Exercise description ->
Locate every line in the material below that has the word "bass". Copy each of those lines.

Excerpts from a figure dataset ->
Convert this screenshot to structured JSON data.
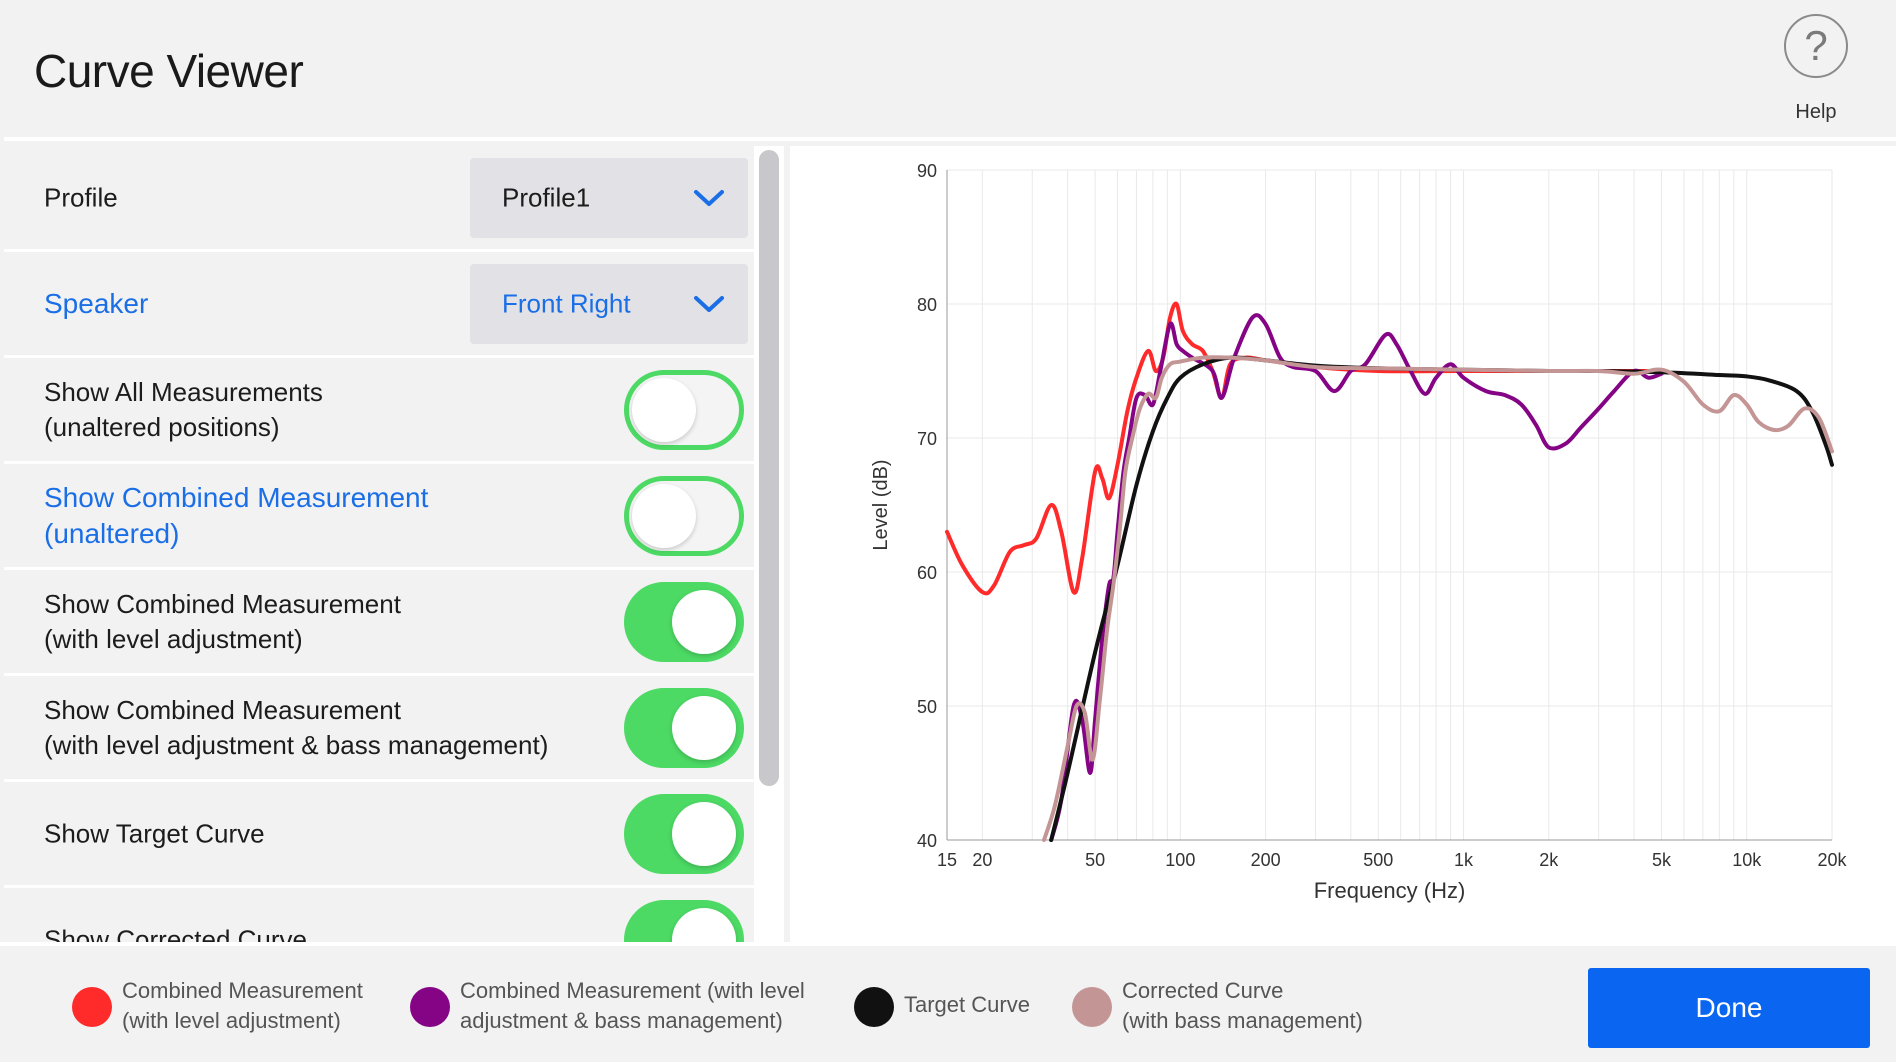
{
  "header": {
    "title": "Curve Viewer",
    "help_icon": "?",
    "help_label": "Help"
  },
  "settings": {
    "profile": {
      "label": "Profile",
      "value": "Profile1"
    },
    "speaker": {
      "label": "Speaker",
      "value": "Front Right"
    },
    "toggles": [
      {
        "label_line1": "Show All Measurements",
        "label_line2": "(unaltered  positions)",
        "on": false,
        "highlight": false
      },
      {
        "label_line1": "Show Combined Measurement",
        "label_line2": "(unaltered)",
        "on": false,
        "highlight": true
      },
      {
        "label_line1": "Show Combined Measurement",
        "label_line2": "(with level adjustment)",
        "on": true,
        "highlight": false
      },
      {
        "label_line1": "Show Combined Measurement",
        "label_line2": "(with level adjustment & bass management)",
        "on": true,
        "highlight": false
      },
      {
        "label_line1": "Show Target Curve",
        "label_line2": "",
        "on": true,
        "highlight": false
      },
      {
        "label_line1": "Show Corrected Curve",
        "label_line2": "",
        "on": true,
        "highlight": false
      }
    ]
  },
  "chart_data": {
    "type": "line",
    "xlabel": "Frequency (Hz)",
    "ylabel": "Level (dB)",
    "x_scale": "log",
    "xlim": [
      15,
      20000
    ],
    "ylim": [
      40,
      90
    ],
    "x_ticks": [
      {
        "value": 15,
        "label": "15"
      },
      {
        "value": 20,
        "label": "20"
      },
      {
        "value": 50,
        "label": "50"
      },
      {
        "value": 100,
        "label": "100"
      },
      {
        "value": 200,
        "label": "200"
      },
      {
        "value": 500,
        "label": "500"
      },
      {
        "value": 1000,
        "label": "1k"
      },
      {
        "value": 2000,
        "label": "2k"
      },
      {
        "value": 5000,
        "label": "5k"
      },
      {
        "value": 10000,
        "label": "10k"
      },
      {
        "value": 20000,
        "label": "20k"
      }
    ],
    "y_ticks": [
      40,
      50,
      60,
      70,
      80,
      90
    ],
    "grid": true,
    "series": [
      {
        "name": "Combined Measurement (with level adjustment)",
        "color": "#ff2a2a",
        "points": [
          [
            15,
            63
          ],
          [
            17,
            60.5
          ],
          [
            20,
            58.5
          ],
          [
            22,
            59
          ],
          [
            25,
            61.5
          ],
          [
            28,
            62
          ],
          [
            31,
            62.5
          ],
          [
            35,
            65
          ],
          [
            38,
            63
          ],
          [
            42,
            58.5
          ],
          [
            45,
            61
          ],
          [
            50,
            67.5
          ],
          [
            53,
            67
          ],
          [
            56,
            65.5
          ],
          [
            60,
            68
          ],
          [
            65,
            72
          ],
          [
            70,
            74.5
          ],
          [
            77,
            76.5
          ],
          [
            82,
            75
          ],
          [
            87,
            76
          ],
          [
            92,
            79
          ],
          [
            97,
            80
          ],
          [
            102,
            78
          ],
          [
            110,
            77
          ],
          [
            120,
            76.5
          ],
          [
            130,
            75
          ],
          [
            140,
            73
          ],
          [
            150,
            75.5
          ],
          [
            170,
            76
          ],
          [
            200,
            75.8
          ],
          [
            300,
            75.3
          ],
          [
            500,
            75
          ],
          [
            1000,
            75
          ],
          [
            2000,
            75
          ],
          [
            5000,
            75
          ]
        ]
      },
      {
        "name": "Combined Measurement (with level adjustment & bass management)",
        "color": "#850485",
        "points": [
          [
            35,
            40
          ],
          [
            38,
            43
          ],
          [
            42,
            50
          ],
          [
            45,
            49
          ],
          [
            48,
            45
          ],
          [
            50,
            49
          ],
          [
            53,
            55
          ],
          [
            56,
            59
          ],
          [
            58,
            59.5
          ],
          [
            60,
            63
          ],
          [
            63,
            67.5
          ],
          [
            66,
            70
          ],
          [
            70,
            73
          ],
          [
            75,
            73.2
          ],
          [
            80,
            72.5
          ],
          [
            85,
            75
          ],
          [
            92,
            78.5
          ],
          [
            97,
            77
          ],
          [
            102,
            76.5
          ],
          [
            110,
            76
          ],
          [
            130,
            75
          ],
          [
            140,
            73
          ],
          [
            155,
            76
          ],
          [
            180,
            79
          ],
          [
            200,
            78.5
          ],
          [
            225,
            76
          ],
          [
            250,
            75.3
          ],
          [
            300,
            75
          ],
          [
            350,
            73.5
          ],
          [
            400,
            75
          ],
          [
            450,
            75.5
          ],
          [
            530,
            77.7
          ],
          [
            580,
            77
          ],
          [
            650,
            75
          ],
          [
            730,
            73.3
          ],
          [
            800,
            74.5
          ],
          [
            900,
            75.5
          ],
          [
            1000,
            74.5
          ],
          [
            1200,
            73.5
          ],
          [
            1400,
            73.2
          ],
          [
            1600,
            72.5
          ],
          [
            1800,
            71
          ],
          [
            2000,
            69.3
          ],
          [
            2300,
            69.6
          ],
          [
            2600,
            70.8
          ],
          [
            3000,
            72.2
          ],
          [
            3400,
            73.5
          ],
          [
            4000,
            75
          ],
          [
            4500,
            74.5
          ],
          [
            5000,
            74.8
          ]
        ]
      },
      {
        "name": "Target Curve",
        "color": "#111111",
        "points": [
          [
            35,
            40
          ],
          [
            40,
            45
          ],
          [
            50,
            54
          ],
          [
            60,
            60.5
          ],
          [
            70,
            66.5
          ],
          [
            80,
            70.5
          ],
          [
            90,
            73
          ],
          [
            100,
            74.5
          ],
          [
            120,
            75.5
          ],
          [
            150,
            76
          ],
          [
            200,
            75.8
          ],
          [
            300,
            75.4
          ],
          [
            500,
            75.2
          ],
          [
            1000,
            75.1
          ],
          [
            2000,
            75
          ],
          [
            3000,
            75
          ],
          [
            5000,
            74.9
          ],
          [
            8000,
            74.7
          ],
          [
            10000,
            74.6
          ],
          [
            12000,
            74.3
          ],
          [
            15000,
            73.5
          ],
          [
            17000,
            72
          ],
          [
            19000,
            69.5
          ],
          [
            20000,
            68
          ]
        ]
      },
      {
        "name": "Corrected Curve (with bass management)",
        "color": "#c49595",
        "points": [
          [
            33,
            40
          ],
          [
            36,
            42.5
          ],
          [
            40,
            47
          ],
          [
            43,
            50
          ],
          [
            46,
            49.5
          ],
          [
            49,
            46
          ],
          [
            52,
            50.5
          ],
          [
            55,
            55.5
          ],
          [
            58,
            59
          ],
          [
            61,
            63
          ],
          [
            64,
            67.5
          ],
          [
            68,
            70.2
          ],
          [
            72,
            72.2
          ],
          [
            77,
            73.3
          ],
          [
            82,
            73
          ],
          [
            86,
            74.5
          ],
          [
            92,
            75.5
          ],
          [
            100,
            75.7
          ],
          [
            120,
            76
          ],
          [
            150,
            76
          ],
          [
            200,
            75.8
          ],
          [
            300,
            75.3
          ],
          [
            500,
            75.2
          ],
          [
            1000,
            75.1
          ],
          [
            2000,
            75
          ],
          [
            3000,
            75
          ],
          [
            4000,
            74.8
          ],
          [
            5000,
            75.1
          ],
          [
            6000,
            74.2
          ],
          [
            7000,
            72.5
          ],
          [
            8000,
            72
          ],
          [
            9000,
            73.2
          ],
          [
            10000,
            72.5
          ],
          [
            11000,
            71.2
          ],
          [
            12500,
            70.6
          ],
          [
            14000,
            70.9
          ],
          [
            16000,
            72.2
          ],
          [
            18000,
            71.5
          ],
          [
            20000,
            69
          ]
        ]
      }
    ]
  },
  "legend": [
    {
      "line1": "Combined Measurement",
      "line2": "(with level adjustment)",
      "color": "#ff2a2a"
    },
    {
      "line1": "Combined Measurement (with level",
      "line2": "adjustment & bass management)",
      "color": "#850485"
    },
    {
      "line1": "Target Curve",
      "line2": "",
      "color": "#111111"
    },
    {
      "line1": "Corrected Curve",
      "line2": "(with bass management)",
      "color": "#c49595"
    }
  ],
  "footer": {
    "done_label": "Done"
  }
}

Response to the task ->
        "label_line2": "(with level adjustment & bass management)",
        "name": "Combined Measurement (with level adjustment & bass management)",
        "name": "Corrected Curve (with bass management)",
      "line2": "adjustment & bass management)",
      "line2": "(with bass management)",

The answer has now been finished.